● TASK TO COMPLETE
Edit the records from the beginning through the line containing "- status-tag: Accepted: [800, 1472, 995, 1549]" by changing "caret-down-icon" to "chevron-down-icon", leaving everything else unchanged.

● MATERIAL FOR THIS EXERCISE
▼
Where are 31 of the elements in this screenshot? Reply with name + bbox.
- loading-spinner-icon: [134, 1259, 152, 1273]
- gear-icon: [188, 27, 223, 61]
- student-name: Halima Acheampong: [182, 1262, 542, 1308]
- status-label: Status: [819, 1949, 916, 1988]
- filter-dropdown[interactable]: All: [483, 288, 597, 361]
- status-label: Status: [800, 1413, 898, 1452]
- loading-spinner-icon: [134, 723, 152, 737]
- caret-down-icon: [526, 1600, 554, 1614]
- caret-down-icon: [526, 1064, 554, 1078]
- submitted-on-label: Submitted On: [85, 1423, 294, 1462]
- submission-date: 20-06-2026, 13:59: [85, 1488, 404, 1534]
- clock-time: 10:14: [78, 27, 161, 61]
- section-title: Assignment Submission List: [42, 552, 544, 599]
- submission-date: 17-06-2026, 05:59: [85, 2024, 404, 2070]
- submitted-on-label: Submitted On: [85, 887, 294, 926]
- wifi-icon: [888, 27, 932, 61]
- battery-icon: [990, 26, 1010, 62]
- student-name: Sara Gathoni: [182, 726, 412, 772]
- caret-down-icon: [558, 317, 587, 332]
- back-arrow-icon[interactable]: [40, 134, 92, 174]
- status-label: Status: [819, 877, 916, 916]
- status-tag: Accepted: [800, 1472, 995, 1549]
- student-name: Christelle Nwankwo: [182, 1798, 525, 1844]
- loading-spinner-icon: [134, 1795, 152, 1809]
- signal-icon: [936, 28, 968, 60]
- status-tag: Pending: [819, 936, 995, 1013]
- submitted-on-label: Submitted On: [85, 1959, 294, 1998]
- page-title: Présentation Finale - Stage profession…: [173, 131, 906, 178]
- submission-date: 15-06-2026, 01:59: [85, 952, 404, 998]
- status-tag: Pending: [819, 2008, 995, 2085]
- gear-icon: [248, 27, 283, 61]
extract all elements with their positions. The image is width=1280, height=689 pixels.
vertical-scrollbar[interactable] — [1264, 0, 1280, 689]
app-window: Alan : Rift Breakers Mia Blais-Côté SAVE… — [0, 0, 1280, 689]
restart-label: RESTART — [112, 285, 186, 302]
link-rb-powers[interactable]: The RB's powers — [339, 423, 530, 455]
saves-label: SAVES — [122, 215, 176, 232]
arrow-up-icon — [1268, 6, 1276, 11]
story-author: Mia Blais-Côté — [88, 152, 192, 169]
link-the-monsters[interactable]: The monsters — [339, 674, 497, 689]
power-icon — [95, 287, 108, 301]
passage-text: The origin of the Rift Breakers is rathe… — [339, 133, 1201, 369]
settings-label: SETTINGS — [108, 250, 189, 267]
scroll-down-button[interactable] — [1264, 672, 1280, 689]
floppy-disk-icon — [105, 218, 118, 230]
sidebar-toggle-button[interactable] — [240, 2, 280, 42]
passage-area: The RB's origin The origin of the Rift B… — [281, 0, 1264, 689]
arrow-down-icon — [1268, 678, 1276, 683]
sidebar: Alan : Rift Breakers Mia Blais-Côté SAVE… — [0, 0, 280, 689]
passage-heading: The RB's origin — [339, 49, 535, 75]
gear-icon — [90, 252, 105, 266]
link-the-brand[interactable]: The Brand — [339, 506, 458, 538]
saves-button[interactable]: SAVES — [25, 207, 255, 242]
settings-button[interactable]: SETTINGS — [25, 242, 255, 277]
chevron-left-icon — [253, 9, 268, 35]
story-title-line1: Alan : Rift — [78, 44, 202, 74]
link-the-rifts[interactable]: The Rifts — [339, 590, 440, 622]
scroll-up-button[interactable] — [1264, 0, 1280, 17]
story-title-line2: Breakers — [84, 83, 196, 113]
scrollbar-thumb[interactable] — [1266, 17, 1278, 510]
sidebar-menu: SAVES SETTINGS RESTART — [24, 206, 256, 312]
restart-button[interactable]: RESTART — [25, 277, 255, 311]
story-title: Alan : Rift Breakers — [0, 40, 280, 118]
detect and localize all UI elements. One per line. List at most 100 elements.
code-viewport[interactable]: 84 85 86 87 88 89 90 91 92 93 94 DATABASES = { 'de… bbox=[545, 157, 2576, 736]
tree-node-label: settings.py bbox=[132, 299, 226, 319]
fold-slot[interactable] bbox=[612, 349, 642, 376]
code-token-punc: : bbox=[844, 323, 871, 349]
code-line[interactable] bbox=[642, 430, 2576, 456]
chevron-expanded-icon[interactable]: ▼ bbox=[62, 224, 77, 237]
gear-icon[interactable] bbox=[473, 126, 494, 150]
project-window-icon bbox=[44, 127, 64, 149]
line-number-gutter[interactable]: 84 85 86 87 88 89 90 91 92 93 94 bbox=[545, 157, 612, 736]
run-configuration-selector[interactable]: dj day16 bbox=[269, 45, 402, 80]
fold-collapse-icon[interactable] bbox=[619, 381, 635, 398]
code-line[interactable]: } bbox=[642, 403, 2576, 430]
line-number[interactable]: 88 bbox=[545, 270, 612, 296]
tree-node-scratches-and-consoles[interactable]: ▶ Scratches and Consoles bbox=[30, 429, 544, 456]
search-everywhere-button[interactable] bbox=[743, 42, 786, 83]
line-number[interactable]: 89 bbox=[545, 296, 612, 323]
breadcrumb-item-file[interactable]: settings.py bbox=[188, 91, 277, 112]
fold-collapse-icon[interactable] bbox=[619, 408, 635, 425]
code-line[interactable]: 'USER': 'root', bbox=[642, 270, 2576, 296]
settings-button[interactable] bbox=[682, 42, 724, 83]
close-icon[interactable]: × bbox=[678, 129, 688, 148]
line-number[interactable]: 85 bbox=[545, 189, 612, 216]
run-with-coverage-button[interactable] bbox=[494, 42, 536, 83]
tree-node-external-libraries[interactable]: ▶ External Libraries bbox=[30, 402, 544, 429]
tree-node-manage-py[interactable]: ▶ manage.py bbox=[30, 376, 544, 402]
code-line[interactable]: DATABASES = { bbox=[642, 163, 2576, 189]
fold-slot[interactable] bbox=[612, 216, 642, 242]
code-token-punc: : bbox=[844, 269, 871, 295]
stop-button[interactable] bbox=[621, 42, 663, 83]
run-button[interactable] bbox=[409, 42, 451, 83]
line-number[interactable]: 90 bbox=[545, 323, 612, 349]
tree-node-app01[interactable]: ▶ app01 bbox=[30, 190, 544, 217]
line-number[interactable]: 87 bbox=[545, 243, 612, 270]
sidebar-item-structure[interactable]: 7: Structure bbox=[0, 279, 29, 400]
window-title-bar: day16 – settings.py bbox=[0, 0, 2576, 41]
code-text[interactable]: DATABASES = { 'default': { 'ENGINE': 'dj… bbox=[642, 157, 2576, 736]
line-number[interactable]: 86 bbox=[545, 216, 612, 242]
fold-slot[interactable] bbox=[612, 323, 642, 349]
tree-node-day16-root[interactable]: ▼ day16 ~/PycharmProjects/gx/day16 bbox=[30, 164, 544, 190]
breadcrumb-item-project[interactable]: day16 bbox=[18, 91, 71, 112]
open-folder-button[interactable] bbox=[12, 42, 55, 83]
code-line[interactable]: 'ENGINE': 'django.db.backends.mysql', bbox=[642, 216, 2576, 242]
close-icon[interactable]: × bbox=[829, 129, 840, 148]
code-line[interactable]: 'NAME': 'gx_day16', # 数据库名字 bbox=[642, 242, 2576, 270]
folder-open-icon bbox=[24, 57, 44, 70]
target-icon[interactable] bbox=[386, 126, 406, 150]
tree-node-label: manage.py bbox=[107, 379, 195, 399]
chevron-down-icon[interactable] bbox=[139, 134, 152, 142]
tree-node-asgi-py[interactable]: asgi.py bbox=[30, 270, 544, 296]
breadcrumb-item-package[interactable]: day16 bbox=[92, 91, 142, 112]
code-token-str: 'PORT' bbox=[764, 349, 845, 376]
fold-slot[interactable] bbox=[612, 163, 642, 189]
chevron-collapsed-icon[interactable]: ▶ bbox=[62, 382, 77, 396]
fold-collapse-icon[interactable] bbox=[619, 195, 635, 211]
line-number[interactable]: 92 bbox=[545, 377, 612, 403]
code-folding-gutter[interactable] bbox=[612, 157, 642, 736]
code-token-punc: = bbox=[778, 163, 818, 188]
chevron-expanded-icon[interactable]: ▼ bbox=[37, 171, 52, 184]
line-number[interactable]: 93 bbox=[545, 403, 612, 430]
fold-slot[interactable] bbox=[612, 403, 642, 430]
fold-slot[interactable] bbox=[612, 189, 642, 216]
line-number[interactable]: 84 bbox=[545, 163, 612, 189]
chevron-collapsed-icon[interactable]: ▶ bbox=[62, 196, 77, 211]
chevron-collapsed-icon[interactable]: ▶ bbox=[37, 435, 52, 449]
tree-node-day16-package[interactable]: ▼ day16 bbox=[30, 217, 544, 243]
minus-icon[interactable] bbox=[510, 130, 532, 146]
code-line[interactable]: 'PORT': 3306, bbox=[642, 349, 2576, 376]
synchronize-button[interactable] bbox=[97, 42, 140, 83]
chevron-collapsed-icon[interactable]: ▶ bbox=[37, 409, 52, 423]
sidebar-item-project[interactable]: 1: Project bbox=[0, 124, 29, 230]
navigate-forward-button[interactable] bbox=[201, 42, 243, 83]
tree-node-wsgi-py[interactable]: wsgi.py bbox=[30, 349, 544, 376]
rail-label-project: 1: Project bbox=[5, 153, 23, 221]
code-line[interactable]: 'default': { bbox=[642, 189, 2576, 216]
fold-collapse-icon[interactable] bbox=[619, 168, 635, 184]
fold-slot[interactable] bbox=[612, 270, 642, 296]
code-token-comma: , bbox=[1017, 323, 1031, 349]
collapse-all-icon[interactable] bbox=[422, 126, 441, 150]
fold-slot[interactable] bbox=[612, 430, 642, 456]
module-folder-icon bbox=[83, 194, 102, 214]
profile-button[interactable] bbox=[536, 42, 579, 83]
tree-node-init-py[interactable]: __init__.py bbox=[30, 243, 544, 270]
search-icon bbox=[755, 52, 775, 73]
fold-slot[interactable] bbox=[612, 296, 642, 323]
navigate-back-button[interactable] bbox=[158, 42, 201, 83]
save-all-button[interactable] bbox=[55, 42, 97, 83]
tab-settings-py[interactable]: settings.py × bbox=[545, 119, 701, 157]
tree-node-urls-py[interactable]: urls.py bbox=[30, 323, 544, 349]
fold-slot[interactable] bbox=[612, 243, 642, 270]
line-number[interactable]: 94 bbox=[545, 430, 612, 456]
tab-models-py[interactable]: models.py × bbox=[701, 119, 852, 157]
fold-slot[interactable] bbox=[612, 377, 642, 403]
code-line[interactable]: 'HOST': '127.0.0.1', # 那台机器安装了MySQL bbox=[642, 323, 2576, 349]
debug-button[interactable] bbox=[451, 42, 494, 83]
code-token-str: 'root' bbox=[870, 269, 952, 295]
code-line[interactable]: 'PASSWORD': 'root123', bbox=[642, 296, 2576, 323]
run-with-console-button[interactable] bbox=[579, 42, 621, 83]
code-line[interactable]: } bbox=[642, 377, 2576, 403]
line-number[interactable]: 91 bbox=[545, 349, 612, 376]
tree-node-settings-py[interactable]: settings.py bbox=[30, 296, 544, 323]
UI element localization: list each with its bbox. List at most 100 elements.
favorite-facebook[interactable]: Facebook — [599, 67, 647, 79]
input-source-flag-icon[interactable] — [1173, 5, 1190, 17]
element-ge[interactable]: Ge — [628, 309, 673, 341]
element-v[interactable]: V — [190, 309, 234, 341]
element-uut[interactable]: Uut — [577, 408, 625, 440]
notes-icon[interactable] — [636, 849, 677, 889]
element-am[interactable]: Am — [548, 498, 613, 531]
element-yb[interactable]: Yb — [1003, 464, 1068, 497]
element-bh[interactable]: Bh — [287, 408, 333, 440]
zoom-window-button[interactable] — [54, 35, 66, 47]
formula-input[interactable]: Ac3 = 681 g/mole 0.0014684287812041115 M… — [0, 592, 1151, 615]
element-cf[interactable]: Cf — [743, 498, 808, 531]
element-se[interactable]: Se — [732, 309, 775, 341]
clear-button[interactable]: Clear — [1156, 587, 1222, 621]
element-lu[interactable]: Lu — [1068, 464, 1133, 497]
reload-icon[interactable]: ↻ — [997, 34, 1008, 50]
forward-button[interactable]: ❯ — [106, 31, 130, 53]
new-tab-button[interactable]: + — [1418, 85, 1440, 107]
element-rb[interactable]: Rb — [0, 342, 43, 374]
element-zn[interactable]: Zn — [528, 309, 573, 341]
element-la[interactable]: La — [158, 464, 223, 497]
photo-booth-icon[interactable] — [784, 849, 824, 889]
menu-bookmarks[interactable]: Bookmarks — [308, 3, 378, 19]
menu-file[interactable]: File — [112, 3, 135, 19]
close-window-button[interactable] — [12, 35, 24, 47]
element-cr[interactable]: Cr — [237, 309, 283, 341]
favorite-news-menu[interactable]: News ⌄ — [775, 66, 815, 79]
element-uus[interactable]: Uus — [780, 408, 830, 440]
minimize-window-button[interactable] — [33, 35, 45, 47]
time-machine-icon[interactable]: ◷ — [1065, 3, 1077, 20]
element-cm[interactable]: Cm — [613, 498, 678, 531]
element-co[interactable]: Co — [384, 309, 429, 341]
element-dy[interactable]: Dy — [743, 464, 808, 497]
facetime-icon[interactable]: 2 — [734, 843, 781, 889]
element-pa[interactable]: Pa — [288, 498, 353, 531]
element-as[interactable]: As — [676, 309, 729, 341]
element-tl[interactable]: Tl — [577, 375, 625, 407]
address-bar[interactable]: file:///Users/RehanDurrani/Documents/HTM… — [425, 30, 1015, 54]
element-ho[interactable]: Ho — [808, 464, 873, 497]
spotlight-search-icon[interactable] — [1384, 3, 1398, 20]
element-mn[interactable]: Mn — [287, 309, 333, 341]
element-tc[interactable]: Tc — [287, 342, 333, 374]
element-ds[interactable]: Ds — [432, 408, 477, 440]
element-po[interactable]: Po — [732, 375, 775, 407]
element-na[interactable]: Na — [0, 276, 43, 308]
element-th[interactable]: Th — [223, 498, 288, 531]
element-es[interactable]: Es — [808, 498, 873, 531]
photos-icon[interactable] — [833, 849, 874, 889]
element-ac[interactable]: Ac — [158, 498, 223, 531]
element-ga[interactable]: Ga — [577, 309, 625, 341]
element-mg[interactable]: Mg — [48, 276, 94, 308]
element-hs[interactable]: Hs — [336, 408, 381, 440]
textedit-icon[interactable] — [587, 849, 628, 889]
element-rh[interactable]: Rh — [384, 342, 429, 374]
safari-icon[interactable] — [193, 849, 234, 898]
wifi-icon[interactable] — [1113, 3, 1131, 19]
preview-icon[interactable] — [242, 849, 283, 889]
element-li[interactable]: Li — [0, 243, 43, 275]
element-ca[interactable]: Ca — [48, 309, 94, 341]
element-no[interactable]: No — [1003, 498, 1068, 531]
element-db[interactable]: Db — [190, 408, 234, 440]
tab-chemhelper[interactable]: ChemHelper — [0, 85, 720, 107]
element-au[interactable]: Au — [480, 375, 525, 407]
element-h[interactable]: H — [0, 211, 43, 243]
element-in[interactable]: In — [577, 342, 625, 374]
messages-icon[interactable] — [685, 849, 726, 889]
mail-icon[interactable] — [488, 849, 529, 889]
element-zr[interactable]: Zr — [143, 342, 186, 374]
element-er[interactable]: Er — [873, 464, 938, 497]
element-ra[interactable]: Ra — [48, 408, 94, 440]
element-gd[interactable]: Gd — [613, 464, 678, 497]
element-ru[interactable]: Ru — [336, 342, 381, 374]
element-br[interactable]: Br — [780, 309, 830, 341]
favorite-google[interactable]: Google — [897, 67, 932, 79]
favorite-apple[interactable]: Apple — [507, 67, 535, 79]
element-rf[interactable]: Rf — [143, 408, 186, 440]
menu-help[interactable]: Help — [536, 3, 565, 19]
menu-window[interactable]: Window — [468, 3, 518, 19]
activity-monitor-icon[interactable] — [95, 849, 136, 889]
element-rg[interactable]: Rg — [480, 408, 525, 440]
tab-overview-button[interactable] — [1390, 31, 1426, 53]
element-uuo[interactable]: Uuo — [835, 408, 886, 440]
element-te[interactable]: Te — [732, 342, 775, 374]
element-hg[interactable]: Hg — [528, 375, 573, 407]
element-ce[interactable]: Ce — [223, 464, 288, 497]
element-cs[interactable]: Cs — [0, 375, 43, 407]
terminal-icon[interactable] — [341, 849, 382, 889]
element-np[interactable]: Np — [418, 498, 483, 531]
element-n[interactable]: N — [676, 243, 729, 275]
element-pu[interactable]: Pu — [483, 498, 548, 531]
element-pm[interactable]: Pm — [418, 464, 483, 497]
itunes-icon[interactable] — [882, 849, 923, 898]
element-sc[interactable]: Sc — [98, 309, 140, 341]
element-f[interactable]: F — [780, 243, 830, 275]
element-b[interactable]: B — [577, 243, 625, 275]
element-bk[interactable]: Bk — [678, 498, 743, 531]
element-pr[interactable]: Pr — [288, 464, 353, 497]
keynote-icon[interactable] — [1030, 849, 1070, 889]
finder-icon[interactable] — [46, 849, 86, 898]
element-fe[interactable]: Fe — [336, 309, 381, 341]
▲
● EXERCISE RESPONSE
Where are 31 of the elements in this screenshot? Reply with name + bbox.
- loading-spinner-icon: [134, 1259, 152, 1273]
- gear-icon: [188, 27, 223, 61]
- student-name: Halima Acheampong: [182, 1262, 542, 1308]
- status-label: Status: [819, 1949, 916, 1988]
- filter-dropdown[interactable]: All: [483, 288, 597, 361]
- status-label: Status: [800, 1413, 898, 1452]
- loading-spinner-icon: [134, 723, 152, 737]
- chevron-down-icon: [526, 1600, 554, 1614]
- chevron-down-icon: [526, 1064, 554, 1078]
- submitted-on-label: Submitted On: [85, 1423, 294, 1462]
- submission-date: 20-06-2026, 13:59: [85, 1488, 404, 1534]
- clock-time: 10:14: [78, 27, 161, 61]
- section-title: Assignment Submission List: [42, 552, 544, 599]
- submission-date: 17-06-2026, 05:59: [85, 2024, 404, 2070]
- submitted-on-label: Submitted On: [85, 887, 294, 926]
- wifi-icon: [888, 27, 932, 61]
- battery-icon: [990, 26, 1010, 62]
- student-name: Sara Gathoni: [182, 726, 412, 772]
- chevron-down-icon: [558, 317, 587, 332]
- back-arrow-icon[interactable]: [40, 134, 92, 174]
- status-label: Status: [819, 877, 916, 916]
- status-tag: Accepted: [800, 1472, 995, 1549]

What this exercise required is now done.